## EXERCISE:
Reproduce all the entries exactly.

## DATASET RECORDS:
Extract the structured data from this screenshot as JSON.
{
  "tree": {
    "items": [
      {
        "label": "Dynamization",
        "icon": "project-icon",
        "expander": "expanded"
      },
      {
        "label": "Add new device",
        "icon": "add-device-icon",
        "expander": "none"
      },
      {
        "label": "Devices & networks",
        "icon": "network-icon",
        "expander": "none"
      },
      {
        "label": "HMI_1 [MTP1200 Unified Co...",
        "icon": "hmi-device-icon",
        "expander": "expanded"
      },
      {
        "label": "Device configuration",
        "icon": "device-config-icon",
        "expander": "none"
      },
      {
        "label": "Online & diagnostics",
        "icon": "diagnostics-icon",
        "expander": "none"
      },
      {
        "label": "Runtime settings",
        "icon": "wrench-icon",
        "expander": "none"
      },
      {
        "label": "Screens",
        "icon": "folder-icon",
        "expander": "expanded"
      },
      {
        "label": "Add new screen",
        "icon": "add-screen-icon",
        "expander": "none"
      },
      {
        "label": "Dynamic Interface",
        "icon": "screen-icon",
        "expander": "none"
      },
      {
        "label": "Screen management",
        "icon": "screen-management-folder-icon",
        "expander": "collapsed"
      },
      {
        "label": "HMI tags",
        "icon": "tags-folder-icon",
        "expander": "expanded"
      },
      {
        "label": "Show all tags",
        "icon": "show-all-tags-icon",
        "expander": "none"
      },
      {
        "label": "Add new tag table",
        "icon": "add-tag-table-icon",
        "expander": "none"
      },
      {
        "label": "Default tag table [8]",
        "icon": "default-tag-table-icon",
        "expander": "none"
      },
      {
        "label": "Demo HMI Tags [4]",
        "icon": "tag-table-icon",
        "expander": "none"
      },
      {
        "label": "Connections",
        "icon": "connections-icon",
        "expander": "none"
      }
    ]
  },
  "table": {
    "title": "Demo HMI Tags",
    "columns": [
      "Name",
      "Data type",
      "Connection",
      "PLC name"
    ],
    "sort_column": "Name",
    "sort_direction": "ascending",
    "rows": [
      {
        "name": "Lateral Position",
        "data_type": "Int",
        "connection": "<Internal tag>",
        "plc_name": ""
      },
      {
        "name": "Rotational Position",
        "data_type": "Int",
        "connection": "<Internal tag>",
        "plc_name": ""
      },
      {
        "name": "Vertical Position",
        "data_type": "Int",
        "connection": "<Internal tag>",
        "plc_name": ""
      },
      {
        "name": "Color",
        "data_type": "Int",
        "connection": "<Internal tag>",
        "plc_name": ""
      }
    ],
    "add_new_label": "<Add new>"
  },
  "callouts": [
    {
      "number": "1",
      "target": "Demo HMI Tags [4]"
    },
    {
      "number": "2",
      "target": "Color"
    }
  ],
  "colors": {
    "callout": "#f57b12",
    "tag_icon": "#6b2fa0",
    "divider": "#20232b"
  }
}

## COMPLETE RESPONSE:
Extract the structured data from this screenshot as JSON.
{
  "tree": {
    "items": [
      {
        "label": "Dynamization",
        "icon": "project-icon",
        "expander": "expanded"
      },
      {
        "label": "Add new device",
        "icon": "add-device-icon",
        "expander": "none"
      },
      {
        "label": "Devices & networks",
        "icon": "network-icon",
        "expander": "none"
      },
      {
        "label": "HMI_1 [MTP1200 Unified Co...",
        "icon": "hmi-device-icon",
        "expander": "expanded"
      },
      {
        "label": "Device configuration",
        "icon": "device-config-icon",
        "expander": "none"
      },
      {
        "label": "Online & diagnostics",
        "icon": "diagnostics-icon",
        "expander": "none"
      },
      {
        "label": "Runtime settings",
        "icon": "wrench-icon",
        "expander": "none"
      },
      {
        "label": "Screens",
        "icon": "folder-icon",
        "expander": "expanded"
      },
      {
        "label": "Add new screen",
        "icon": "add-screen-icon",
        "expander": "none"
      },
      {
        "label": "Dynamic Interface",
        "icon": "screen-icon",
        "expander": "none"
      },
      {
        "label": "Screen management",
        "icon": "screen-management-folder-icon",
        "expander": "collapsed"
      },
      {
        "label": "HMI tags",
        "icon": "tags-folder-icon",
        "expander": "expanded"
      },
      {
        "label": "Show all tags",
        "icon": "show-all-tags-icon",
        "expander": "none"
      },
      {
        "label": "Add new tag table",
        "icon": "add-tag-table-icon",
        "expander": "none"
      },
      {
        "label": "Default tag table [8]",
        "icon": "default-tag-table-icon",
        "expander": "none"
      },
      {
        "label": "Demo HMI Tags [4]",
        "icon": "tag-table-icon",
        "expander": "none"
      },
      {
        "label": "Connections",
        "icon": "connections-icon",
        "expander": "none"
      }
    ]
  },
  "table": {
    "title": "Demo HMI Tags",
    "columns": [
      "Name",
      "Data type",
      "Connection",
      "PLC name"
    ],
    "sort_column": "Name",
    "sort_direction": "ascending",
    "rows": [
      {
        "name": "Lateral Position",
        "data_type": "Int",
        "connection": "<Internal tag>",
        "plc_name": ""
      },
      {
        "name": "Rotational Position",
        "data_type": "Int",
        "connection": "<Internal tag>",
        "plc_name": ""
      },
      {
        "name": "Vertical Position",
        "data_type": "Int",
        "connection": "<Internal tag>",
        "plc_name": ""
      },
      {
        "name": "Color",
        "data_type": "Int",
        "connection": "<Internal tag>",
        "plc_name": ""
      }
    ],
    "add_new_label": "<Add new>"
  },
  "callouts": [
    {
      "number": "1",
      "target": "Demo HMI Tags [4]"
    },
    {
      "number": "2",
      "target": "Color"
    }
  ],
  "colors": {
    "callout": "#f57b12",
    "tag_icon": "#6b2fa0",
    "divider": "#20232b"
  }
}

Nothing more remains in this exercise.